### INSTRUCTIONS TO FOLLOW
Please lay out the stretch of data from the line containing "svg-text:环: 环 — [929, 443, 947, 463]" through the line containing "svg-text:襄城片区: 襄城片区 — [274, 481, 359, 505]", both ends included, as a JSON list of strings with one string per line. Leave out any blank lines.

### DATA EXCERPTS
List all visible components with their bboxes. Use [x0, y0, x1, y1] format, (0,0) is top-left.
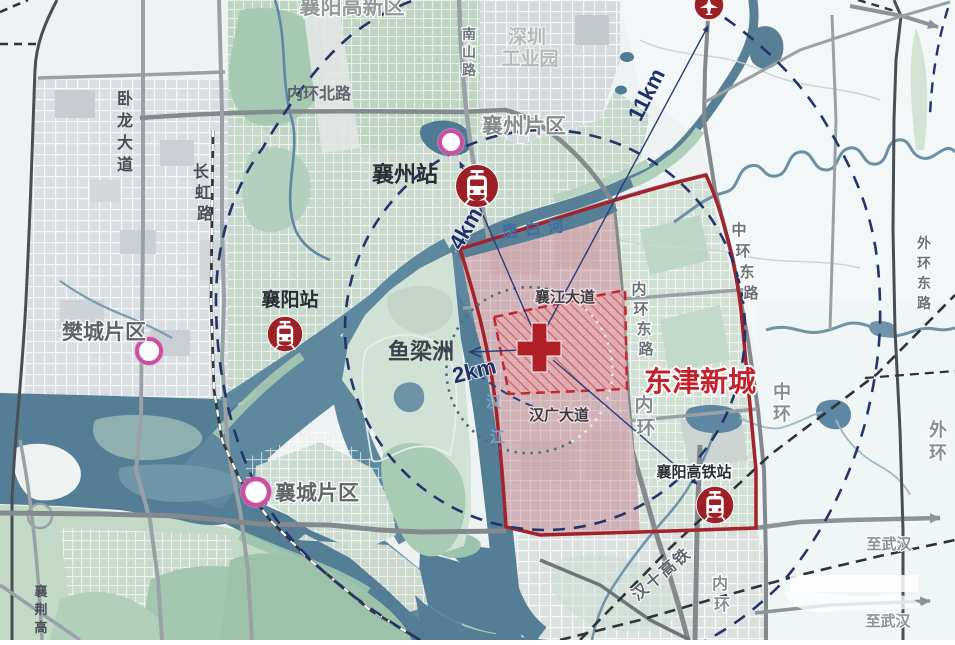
svg-text:环: 环 — [929, 443, 947, 463]
svg-text:江: 江 — [490, 428, 505, 446]
svg-text:襄州片区: 襄州片区 — [481, 114, 566, 138]
svg-text:路: 路 — [638, 340, 654, 358]
svg-text:襄: 襄 — [33, 584, 48, 599]
svg-text:襄阳高新区: 襄阳高新区 — [299, 0, 405, 19]
svg-text:环: 环 — [636, 418, 655, 439]
svg-text:虹: 虹 — [195, 183, 211, 202]
svg-text:东: 东 — [739, 263, 754, 281]
svg-text:龙: 龙 — [116, 111, 133, 130]
svg-text:至武汉: 至武汉 — [866, 535, 912, 553]
svg-text:东: 东 — [917, 275, 931, 291]
svg-text:环: 环 — [633, 301, 648, 318]
svg-text:内环北路: 内环北路 — [287, 84, 352, 103]
svg-text:长: 长 — [193, 162, 210, 181]
svg-text:中: 中 — [731, 221, 746, 239]
svg-text:山: 山 — [462, 44, 476, 60]
svg-text:大: 大 — [117, 133, 133, 152]
svg-text:南: 南 — [462, 26, 476, 42]
svg-text:至武汉: 至武汉 — [865, 612, 911, 630]
svg-text:襄阳站: 襄阳站 — [260, 288, 318, 311]
svg-text:襄阳高铁站: 襄阳高铁站 — [655, 463, 731, 481]
svg-text:外: 外 — [929, 419, 947, 440]
svg-text:环: 环 — [773, 404, 791, 424]
svg-text:东津新城: 东津新城 — [644, 365, 756, 397]
svg-text:襄州站: 襄州站 — [371, 162, 438, 187]
svg-text:卧: 卧 — [117, 90, 133, 108]
svg-text:环: 环 — [735, 243, 750, 260]
svg-text:襄江大道: 襄江大道 — [534, 288, 595, 306]
svg-text:樊城片区: 樊城片区 — [62, 320, 146, 344]
svg-text:汉广大道: 汉广大道 — [529, 406, 589, 424]
svg-text:路: 路 — [917, 295, 932, 311]
svg-text:中: 中 — [773, 381, 791, 402]
svg-text:襄城片区: 襄城片区 — [274, 481, 359, 505]
svg-text:道: 道 — [117, 155, 133, 174]
svg-text:工业园: 工业园 — [501, 48, 558, 70]
svg-text:路: 路 — [197, 204, 214, 223]
svg-text:内: 内 — [631, 280, 646, 298]
svg-text:环: 环 — [714, 596, 730, 614]
svg-text:内: 内 — [712, 574, 728, 593]
svg-text:外: 外 — [917, 235, 931, 251]
svg-text:路: 路 — [462, 62, 477, 78]
svg-text:深圳: 深圳 — [508, 25, 546, 48]
svg-text:荆: 荆 — [34, 602, 47, 617]
svg-text:环: 环 — [917, 255, 931, 271]
svg-text:高: 高 — [34, 620, 47, 635]
svg-text:路: 路 — [743, 284, 759, 302]
svg-text:内: 内 — [634, 393, 653, 416]
svg-text:汉: 汉 — [486, 393, 502, 411]
svg-text:东: 东 — [636, 320, 651, 338]
svg-text:鱼梁洲: 鱼梁洲 — [388, 339, 454, 364]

### SOLUTION TO THIS EXERCISE
[
  "svg-text:环: 环 — [929, 443, 947, 463]",
  "svg-text:江: 江 — [490, 428, 505, 446]",
  "svg-text:襄州片区: 襄州片区 — [481, 114, 566, 138]",
  "svg-text:路: 路 — [638, 340, 654, 358]",
  "svg-text:襄: 襄 — [33, 584, 48, 599]",
  "svg-text:襄阳高新区: 襄阳高新区 — [299, 0, 405, 19]",
  "svg-text:环: 环 — [636, 418, 655, 439]",
  "svg-text:虹: 虹 — [195, 183, 211, 202]",
  "svg-text:东: 东 — [739, 263, 754, 281]",
  "svg-text:龙: 龙 — [116, 111, 133, 130]",
  "svg-text:至武汉: 至武汉 — [866, 535, 912, 553]",
  "svg-text:东: 东 — [917, 275, 931, 291]",
  "svg-text:环: 环 — [633, 301, 648, 318]",
  "svg-text:内环北路: 内环北路 — [287, 84, 352, 103]",
  "svg-text:长: 长 — [193, 162, 210, 181]",
  "svg-text:中: 中 — [731, 221, 746, 239]",
  "svg-text:山: 山 — [462, 44, 476, 60]",
  "svg-text:大: 大 — [117, 133, 133, 152]",
  "svg-text:南: 南 — [462, 26, 476, 42]",
  "svg-text:至武汉: 至武汉 — [865, 612, 911, 630]",
  "svg-text:襄阳站: 襄阳站 — [260, 288, 318, 311]",
  "svg-text:襄阳高铁站: 襄阳高铁站 — [655, 463, 731, 481]",
  "svg-text:外: 外 — [929, 419, 947, 440]",
  "svg-text:环: 环 — [773, 404, 791, 424]",
  "svg-text:东津新城: 东津新城 — [644, 365, 756, 397]",
  "svg-text:襄州站: 襄州站 — [371, 162, 438, 187]",
  "svg-text:卧: 卧 — [117, 90, 133, 108]",
  "svg-text:环: 环 — [735, 243, 750, 260]",
  "svg-text:襄江大道: 襄江大道 — [534, 288, 595, 306]",
  "svg-text:樊城片区: 樊城片区 — [62, 320, 146, 344]",
  "svg-text:汉广大道: 汉广大道 — [529, 406, 589, 424]",
  "svg-text:路: 路 — [917, 295, 932, 311]",
  "svg-text:中: 中 — [773, 381, 791, 402]",
  "svg-text:襄城片区: 襄城片区 — [274, 481, 359, 505]"
]